+++ Material for this task

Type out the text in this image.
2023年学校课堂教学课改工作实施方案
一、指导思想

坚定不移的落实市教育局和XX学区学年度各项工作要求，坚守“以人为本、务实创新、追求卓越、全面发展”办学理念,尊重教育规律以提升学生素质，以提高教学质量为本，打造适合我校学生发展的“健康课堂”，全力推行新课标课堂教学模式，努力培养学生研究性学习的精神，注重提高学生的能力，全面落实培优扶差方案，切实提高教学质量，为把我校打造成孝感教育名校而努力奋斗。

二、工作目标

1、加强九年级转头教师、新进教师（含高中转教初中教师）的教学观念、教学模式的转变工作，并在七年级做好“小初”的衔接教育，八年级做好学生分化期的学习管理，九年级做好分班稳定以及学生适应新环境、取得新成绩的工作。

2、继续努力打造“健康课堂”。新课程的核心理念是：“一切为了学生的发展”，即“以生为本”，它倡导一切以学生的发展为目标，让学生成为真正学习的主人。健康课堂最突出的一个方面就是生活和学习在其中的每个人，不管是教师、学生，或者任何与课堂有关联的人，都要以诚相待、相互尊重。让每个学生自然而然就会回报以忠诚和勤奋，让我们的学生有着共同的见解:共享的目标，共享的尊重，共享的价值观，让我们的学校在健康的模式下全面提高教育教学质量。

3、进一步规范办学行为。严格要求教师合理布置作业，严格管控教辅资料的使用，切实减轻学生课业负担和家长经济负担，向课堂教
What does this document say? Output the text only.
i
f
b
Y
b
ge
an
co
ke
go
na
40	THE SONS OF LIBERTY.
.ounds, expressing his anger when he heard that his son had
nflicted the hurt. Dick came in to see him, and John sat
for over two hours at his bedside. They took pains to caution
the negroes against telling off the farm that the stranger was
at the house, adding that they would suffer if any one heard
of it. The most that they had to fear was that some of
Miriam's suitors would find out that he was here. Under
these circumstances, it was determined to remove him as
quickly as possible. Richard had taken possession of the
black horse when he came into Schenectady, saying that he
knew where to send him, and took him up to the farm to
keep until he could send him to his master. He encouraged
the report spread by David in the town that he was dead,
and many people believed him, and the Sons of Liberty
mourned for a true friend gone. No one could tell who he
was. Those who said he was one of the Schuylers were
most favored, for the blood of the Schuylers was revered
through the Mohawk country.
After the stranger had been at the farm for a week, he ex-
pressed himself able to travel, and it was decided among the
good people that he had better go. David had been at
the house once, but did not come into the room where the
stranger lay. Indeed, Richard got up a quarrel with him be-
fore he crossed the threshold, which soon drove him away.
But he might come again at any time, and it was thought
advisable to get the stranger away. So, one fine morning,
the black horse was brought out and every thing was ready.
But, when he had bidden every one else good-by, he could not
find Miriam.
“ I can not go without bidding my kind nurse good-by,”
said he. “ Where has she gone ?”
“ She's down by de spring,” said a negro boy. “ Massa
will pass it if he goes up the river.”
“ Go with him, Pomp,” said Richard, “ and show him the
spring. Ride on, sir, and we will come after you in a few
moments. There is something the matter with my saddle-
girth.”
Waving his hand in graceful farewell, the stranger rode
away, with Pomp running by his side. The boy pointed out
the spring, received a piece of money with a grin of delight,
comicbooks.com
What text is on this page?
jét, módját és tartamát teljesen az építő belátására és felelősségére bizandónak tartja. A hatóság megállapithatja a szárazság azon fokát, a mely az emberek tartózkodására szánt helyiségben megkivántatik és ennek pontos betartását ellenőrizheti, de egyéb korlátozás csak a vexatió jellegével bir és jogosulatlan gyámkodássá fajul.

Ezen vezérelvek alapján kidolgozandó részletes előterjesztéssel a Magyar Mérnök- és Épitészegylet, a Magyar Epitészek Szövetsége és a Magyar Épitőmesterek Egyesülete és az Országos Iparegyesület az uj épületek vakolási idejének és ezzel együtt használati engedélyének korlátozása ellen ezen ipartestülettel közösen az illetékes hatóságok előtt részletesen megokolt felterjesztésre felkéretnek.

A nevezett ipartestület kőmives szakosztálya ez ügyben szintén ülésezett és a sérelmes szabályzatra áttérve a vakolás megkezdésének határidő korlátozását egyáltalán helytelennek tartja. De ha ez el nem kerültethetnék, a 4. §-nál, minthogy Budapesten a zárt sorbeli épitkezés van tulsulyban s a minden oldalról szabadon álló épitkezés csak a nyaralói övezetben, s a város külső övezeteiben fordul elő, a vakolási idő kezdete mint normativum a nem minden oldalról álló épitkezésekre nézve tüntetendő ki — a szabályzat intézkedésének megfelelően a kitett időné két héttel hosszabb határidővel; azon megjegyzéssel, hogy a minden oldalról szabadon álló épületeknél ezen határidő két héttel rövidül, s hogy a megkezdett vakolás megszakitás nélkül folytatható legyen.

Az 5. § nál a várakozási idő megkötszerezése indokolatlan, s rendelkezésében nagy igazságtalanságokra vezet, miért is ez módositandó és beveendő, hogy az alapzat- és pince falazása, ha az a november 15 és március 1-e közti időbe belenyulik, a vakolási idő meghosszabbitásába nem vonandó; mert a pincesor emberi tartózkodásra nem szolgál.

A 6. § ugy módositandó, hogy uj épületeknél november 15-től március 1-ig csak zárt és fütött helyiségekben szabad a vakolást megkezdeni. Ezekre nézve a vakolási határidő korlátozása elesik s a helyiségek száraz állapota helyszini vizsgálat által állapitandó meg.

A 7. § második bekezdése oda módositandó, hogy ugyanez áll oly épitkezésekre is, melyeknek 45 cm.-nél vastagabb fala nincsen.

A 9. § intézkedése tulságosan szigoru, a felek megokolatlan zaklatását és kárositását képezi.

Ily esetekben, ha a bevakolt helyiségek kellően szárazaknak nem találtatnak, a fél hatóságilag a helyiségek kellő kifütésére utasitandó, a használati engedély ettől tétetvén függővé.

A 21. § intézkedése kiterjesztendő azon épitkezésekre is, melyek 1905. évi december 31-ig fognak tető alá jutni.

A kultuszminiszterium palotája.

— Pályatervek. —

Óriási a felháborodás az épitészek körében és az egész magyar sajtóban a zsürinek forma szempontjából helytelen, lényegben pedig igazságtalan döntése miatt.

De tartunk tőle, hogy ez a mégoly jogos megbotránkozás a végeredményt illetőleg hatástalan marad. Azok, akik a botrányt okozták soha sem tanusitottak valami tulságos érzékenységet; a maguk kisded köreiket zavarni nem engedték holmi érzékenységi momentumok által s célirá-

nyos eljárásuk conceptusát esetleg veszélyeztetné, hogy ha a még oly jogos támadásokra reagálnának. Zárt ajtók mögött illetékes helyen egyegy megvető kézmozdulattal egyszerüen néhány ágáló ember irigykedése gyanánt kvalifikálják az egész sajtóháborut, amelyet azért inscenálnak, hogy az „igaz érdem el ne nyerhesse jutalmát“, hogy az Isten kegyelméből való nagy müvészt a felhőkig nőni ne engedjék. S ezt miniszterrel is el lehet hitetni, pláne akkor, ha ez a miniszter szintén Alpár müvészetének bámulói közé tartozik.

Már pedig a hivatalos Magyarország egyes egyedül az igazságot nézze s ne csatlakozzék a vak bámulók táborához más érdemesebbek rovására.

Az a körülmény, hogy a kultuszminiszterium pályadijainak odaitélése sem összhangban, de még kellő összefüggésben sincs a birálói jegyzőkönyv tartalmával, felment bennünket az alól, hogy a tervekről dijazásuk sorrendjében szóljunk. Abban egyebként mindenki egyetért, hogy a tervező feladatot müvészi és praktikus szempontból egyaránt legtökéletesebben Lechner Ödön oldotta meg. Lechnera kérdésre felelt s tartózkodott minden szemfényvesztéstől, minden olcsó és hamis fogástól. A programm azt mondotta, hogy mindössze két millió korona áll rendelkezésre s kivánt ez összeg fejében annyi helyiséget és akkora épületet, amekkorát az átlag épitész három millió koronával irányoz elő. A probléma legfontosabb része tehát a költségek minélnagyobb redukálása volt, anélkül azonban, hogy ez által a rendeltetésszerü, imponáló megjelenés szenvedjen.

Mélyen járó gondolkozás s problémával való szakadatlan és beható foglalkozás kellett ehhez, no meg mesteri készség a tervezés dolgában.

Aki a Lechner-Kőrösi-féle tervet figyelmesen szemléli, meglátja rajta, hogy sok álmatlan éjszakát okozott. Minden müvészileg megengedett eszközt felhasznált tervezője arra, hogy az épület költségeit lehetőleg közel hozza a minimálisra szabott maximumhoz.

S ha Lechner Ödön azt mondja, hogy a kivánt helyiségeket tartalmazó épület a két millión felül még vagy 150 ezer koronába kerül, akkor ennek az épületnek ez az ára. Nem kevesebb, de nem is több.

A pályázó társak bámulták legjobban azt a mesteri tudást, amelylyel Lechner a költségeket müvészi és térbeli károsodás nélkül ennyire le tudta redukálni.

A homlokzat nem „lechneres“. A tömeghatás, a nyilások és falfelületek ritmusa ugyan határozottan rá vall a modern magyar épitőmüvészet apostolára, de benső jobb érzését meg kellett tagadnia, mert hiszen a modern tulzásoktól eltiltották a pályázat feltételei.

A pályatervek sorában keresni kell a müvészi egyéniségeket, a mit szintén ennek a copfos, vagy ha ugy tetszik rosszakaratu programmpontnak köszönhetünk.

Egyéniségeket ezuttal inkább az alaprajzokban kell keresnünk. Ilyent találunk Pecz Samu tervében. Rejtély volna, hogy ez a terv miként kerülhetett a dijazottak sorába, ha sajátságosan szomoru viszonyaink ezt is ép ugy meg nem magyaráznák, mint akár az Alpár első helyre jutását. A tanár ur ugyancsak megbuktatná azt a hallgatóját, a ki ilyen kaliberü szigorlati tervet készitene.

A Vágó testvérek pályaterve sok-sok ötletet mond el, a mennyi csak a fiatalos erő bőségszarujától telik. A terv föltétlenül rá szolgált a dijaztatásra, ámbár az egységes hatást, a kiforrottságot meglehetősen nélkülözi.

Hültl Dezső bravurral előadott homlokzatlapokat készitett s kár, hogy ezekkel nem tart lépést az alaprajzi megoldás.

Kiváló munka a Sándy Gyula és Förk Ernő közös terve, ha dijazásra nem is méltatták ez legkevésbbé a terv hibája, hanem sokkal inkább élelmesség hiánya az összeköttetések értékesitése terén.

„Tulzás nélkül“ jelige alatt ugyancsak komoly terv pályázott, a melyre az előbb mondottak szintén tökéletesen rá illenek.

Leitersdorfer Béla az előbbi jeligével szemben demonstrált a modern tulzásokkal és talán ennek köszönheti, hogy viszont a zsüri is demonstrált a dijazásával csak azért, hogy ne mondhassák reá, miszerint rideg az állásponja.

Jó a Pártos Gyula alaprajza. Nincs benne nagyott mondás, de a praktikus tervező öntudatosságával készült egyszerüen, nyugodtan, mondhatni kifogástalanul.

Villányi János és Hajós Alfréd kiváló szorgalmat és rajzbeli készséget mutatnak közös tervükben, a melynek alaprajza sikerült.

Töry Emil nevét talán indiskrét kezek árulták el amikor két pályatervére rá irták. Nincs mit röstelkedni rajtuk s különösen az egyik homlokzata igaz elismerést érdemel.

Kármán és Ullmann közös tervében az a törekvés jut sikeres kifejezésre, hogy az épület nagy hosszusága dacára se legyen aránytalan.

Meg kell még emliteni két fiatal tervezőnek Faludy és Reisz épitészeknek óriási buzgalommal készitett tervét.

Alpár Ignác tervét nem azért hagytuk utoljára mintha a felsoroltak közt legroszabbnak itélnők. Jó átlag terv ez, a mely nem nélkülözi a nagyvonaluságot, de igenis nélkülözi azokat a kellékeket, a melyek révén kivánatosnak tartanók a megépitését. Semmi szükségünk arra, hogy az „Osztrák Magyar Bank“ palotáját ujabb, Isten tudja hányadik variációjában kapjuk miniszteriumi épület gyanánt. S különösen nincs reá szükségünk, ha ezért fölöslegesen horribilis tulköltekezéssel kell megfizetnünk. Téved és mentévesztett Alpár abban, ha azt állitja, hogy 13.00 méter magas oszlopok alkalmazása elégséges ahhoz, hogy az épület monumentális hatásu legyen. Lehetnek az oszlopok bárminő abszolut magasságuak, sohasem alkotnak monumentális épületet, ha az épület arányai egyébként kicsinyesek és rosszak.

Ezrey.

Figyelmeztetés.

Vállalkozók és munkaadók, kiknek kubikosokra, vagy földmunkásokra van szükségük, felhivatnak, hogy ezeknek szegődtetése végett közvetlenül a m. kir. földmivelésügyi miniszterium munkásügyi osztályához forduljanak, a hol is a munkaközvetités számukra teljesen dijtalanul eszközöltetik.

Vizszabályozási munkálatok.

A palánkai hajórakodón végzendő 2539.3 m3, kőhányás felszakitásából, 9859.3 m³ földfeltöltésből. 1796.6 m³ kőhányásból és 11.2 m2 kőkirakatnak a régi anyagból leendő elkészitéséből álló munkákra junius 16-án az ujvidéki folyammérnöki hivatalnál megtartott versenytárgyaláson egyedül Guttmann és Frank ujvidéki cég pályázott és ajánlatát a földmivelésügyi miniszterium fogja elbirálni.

++++++

_Task objective_
Filter the listing above by the word "ezen"; copy each line that passes.

_Written solution_
Ezen vezérelvek alapján kidolgozandó részletes előterjesztéssel a Magyar Mérnök- és Épitészegylet, a Magyar Epitészek Szövetsége és a Magyar Épitőmesterek Egyesülete és az Országos Iparegyesület az uj épületek vakolási idejének és ezzel együtt használati engedélyének korlátozása ellen ezen ipartestülettel közösen az illetékes hatóságok előtt részletesen megokolt felterjesztésre felkéretnek.
A nevezett ipartestület kőmives szakosztálya ez ügyben szintén ülésezett és a sérelmes szabályzatra áttérve a vakolás megkezdésének határidő korlátozását egyáltalán helytelennek tartja. De ha ez el nem kerültethetnék, a 4. §-nál, minthogy Budapesten a zárt sorbeli épitkezés van tulsulyban s a minden oldalról szabadon álló épitkezés csak a nyaralói övezetben, s a város külső övezeteiben fordul elő, a vakolási idő kezdete mint normativum a nem minden oldalról álló épitkezésekre nézve tüntetendő ki — a szabályzat intézkedésének megfelelően a kitett időné két héttel hosszabb határidővel; azon megjegyzéssel, hogy a minden oldalról szabadon álló épületeknél ezen határidő két héttel rövidül, s hogy a megkezdett vakolás megszakitás nélkül folytatható legyen.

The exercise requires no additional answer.